**Description of the task**
Reproduce all entries precisely, down to the last character.

====================

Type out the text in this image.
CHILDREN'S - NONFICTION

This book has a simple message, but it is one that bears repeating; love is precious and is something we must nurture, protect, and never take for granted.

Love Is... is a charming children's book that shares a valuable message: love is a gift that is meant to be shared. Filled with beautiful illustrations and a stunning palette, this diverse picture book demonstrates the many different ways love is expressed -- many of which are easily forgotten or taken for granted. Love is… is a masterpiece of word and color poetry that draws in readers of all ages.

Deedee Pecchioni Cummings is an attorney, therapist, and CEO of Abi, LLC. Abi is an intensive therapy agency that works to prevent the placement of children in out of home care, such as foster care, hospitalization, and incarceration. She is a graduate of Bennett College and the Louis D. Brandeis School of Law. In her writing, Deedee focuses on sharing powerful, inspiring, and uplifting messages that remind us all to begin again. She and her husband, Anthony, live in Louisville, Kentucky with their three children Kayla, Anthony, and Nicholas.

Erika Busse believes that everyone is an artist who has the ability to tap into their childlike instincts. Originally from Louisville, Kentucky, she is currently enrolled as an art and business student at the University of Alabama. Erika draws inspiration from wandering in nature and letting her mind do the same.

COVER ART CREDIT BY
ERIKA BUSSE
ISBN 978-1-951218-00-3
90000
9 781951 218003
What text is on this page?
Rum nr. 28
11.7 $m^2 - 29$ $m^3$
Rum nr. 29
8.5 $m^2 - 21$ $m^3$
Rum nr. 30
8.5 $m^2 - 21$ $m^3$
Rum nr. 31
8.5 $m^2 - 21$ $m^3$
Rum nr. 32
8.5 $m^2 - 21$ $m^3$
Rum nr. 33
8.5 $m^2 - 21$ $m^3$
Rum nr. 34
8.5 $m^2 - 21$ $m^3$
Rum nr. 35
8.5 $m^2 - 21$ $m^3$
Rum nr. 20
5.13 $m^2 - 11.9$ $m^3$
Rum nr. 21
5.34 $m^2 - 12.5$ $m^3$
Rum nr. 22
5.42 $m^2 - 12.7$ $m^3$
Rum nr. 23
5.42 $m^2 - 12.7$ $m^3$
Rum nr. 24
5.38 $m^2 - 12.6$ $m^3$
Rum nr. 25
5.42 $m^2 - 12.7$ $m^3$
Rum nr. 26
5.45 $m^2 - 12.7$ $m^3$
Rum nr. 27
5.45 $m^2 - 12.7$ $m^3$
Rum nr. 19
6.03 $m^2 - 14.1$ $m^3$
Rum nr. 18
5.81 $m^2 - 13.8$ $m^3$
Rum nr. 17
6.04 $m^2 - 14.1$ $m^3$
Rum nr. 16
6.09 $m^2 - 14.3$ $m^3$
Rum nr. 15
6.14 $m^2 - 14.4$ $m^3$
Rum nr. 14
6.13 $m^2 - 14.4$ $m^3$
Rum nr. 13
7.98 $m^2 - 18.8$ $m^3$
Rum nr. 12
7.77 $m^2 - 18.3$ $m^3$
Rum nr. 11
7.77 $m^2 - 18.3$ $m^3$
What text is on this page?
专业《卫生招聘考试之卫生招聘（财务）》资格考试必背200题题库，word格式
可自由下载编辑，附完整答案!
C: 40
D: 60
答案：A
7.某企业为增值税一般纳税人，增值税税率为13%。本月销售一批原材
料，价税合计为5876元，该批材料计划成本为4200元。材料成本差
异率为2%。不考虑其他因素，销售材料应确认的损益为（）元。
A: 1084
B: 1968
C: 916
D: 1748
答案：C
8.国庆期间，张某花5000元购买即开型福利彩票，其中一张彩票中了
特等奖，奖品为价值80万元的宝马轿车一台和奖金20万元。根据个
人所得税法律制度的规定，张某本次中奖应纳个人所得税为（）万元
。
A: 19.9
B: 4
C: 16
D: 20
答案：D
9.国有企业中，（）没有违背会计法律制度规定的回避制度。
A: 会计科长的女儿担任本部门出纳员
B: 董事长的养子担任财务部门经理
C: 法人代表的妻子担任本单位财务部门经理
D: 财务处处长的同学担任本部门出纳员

====================

**Exercise result**
Type out the text in this image.
CHILDREN'S - NONFICTION

This book has a simple message, but it is one that bears repeating; love is precious and is something we must nurture, protect, and never take for granted.

Love Is... is a charming children's book that shares a valuable message: love is a gift that is meant to be shared. Filled with beautiful illustrations and a stunning palette, this diverse picture book demonstrates the many different ways love is expressed -- many of which are easily forgotten or taken for granted. Love is… is a masterpiece of word and color poetry that draws in readers of all ages.

Deedee Pecchioni Cummings is an attorney, therapist, and CEO of Abi, LLC. Abi is an intensive therapy agency that works to prevent the placement of children in out of home care, such as foster care, hospitalization, and incarceration. She is a graduate of Bennett College and the Louis D. Brandeis School of Law. In her writing, Deedee focuses on sharing powerful, inspiring, and uplifting messages that remind us all to begin again. She and her husband, Anthony, live in Louisville, Kentucky with their three children Kayla, Anthony, and Nicholas.

Erika Busse believes that everyone is an artist who has the ability to tap into their childlike instincts. Originally from Louisville, Kentucky, she is currently enrolled as an art and business student at the University of Alabama. Erika draws inspiration from wandering in nature and letting her mind do the same.

COVER ART CREDIT BY
ERIKA BUSSE
ISBN 978-1-951218-00-3
90000
9 781951 218003
What text is on this page?
Rum nr. 28
11.7 $m^2 - 29$ $m^3$
Rum nr. 29
8.5 $m^2 - 21$ $m^3$
Rum nr. 30
8.5 $m^2 - 21$ $m^3$
Rum nr. 31
8.5 $m^2 - 21$ $m^3$
Rum nr. 32
8.5 $m^2 - 21$ $m^3$
Rum nr. 33
8.5 $m^2 - 21$ $m^3$
Rum nr. 34
8.5 $m^2 - 21$ $m^3$
Rum nr. 35
8.5 $m^2 - 21$ $m^3$
Rum nr. 20
5.13 $m^2 - 11.9$ $m^3$
Rum nr. 21
5.34 $m^2 - 12.5$ $m^3$
Rum nr. 22
5.42 $m^2 - 12.7$ $m^3$
Rum nr. 23
5.42 $m^2 - 12.7$ $m^3$
Rum nr. 24
5.38 $m^2 - 12.6$ $m^3$
Rum nr. 25
5.42 $m^2 - 12.7$ $m^3$
Rum nr. 26
5.45 $m^2 - 12.7$ $m^3$
Rum nr. 27
5.45 $m^2 - 12.7$ $m^3$
Rum nr. 19
6.03 $m^2 - 14.1$ $m^3$
Rum nr. 18
5.81 $m^2 - 13.8$ $m^3$
Rum nr. 17
6.04 $m^2 - 14.1$ $m^3$
Rum nr. 16
6.09 $m^2 - 14.3$ $m^3$
Rum nr. 15
6.14 $m^2 - 14.4$ $m^3$
Rum nr. 14
6.13 $m^2 - 14.4$ $m^3$
Rum nr. 13
7.98 $m^2 - 18.8$ $m^3$
Rum nr. 12
7.77 $m^2 - 18.3$ $m^3$
Rum nr. 11
7.77 $m^2 - 18.3$ $m^3$
What text is on this page?
专业《卫生招聘考试之卫生招聘（财务）》资格考试必背200题题库，word格式
可自由下载编辑，附完整答案!
C: 40
D: 60
答案：A
7.某企业为增值税一般纳税人，增值税税率为13%。本月销售一批原材
料，价税合计为5876元，该批材料计划成本为4200元。材料成本差
异率为2%。不考虑其他因素，销售材料应确认的损益为（）元。
A: 1084
B: 1968
C: 916
D: 1748
答案：C
8.国庆期间，张某花5000元购买即开型福利彩票，其中一张彩票中了
特等奖，奖品为价值80万元的宝马轿车一台和奖金20万元。根据个
人所得税法律制度的规定，张某本次中奖应纳个人所得税为（）万元
。
A: 19.9
B: 4
C: 16
D: 20
答案：D
9.国有企业中，（）没有违背会计法律制度规定的回避制度。
A: 会计科长的女儿担任本部门出纳员
B: 董事长的养子担任财务部门经理
C: 法人代表的妻子担任本单位财务部门经理
D: 财务处处长的同学担任本部门出纳员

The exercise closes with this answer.